## Your objective:
Write out each line in which the string "附完整答案" is present.

Begin Data entries

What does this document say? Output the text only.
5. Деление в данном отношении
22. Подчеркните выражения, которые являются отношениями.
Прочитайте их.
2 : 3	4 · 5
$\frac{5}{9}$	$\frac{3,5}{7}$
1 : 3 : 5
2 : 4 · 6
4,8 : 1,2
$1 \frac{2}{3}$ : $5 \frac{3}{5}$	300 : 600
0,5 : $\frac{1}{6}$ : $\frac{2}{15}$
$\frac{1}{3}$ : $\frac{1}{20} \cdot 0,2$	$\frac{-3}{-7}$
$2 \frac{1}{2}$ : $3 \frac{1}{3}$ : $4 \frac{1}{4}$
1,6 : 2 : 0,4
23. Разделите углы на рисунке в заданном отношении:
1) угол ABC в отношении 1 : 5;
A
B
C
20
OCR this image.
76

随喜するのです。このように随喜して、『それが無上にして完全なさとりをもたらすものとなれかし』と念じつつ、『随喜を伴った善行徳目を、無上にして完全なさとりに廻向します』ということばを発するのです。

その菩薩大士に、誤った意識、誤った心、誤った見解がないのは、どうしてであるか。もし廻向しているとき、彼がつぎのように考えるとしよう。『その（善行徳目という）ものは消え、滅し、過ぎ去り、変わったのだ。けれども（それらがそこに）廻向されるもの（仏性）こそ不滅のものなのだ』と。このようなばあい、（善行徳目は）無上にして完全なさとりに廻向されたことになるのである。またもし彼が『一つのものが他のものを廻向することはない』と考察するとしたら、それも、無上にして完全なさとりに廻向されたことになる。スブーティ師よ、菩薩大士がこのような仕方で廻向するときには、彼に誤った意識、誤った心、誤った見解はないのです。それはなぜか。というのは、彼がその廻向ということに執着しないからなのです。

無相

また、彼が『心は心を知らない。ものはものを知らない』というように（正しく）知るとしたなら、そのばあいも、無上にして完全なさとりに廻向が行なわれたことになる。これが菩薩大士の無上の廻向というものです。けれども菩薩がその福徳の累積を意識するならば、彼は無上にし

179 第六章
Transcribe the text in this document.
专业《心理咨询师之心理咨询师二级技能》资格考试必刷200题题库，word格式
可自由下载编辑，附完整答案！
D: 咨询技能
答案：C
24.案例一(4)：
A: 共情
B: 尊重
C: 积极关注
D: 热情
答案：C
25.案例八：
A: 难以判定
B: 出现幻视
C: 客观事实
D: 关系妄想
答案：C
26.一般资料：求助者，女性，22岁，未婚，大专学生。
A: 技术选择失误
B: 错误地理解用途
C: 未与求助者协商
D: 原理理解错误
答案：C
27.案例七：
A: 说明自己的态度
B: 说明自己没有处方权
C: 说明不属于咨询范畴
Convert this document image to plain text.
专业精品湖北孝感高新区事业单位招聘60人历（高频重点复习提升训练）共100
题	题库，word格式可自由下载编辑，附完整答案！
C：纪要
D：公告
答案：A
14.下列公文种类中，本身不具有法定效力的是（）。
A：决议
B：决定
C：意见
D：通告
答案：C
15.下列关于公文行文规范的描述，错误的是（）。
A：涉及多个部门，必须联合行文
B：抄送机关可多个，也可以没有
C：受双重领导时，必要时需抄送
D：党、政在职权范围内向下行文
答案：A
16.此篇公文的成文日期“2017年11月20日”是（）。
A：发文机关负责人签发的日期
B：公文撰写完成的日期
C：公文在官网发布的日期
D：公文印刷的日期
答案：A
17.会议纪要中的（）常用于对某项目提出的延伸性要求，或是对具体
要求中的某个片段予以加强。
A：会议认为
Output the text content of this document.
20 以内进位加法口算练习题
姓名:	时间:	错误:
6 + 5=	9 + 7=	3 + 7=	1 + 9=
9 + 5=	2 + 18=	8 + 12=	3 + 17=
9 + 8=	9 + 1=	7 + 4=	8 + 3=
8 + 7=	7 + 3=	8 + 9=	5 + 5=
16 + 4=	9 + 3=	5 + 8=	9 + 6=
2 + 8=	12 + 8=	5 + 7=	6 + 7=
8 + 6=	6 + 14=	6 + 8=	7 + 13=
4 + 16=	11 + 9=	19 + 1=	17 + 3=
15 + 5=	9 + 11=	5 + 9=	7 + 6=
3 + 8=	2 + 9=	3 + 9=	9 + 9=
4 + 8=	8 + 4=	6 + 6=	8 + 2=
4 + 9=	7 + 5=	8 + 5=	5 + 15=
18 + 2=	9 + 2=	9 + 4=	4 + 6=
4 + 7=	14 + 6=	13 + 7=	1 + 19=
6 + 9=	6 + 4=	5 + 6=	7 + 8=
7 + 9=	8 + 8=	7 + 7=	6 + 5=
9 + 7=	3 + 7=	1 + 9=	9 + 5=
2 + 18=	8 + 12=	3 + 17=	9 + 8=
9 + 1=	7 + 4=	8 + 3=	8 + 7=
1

End Data entries

## Output for this task:
可自由下载编辑，附完整答案！
题	题库，word格式可自由下载编辑，附完整答案！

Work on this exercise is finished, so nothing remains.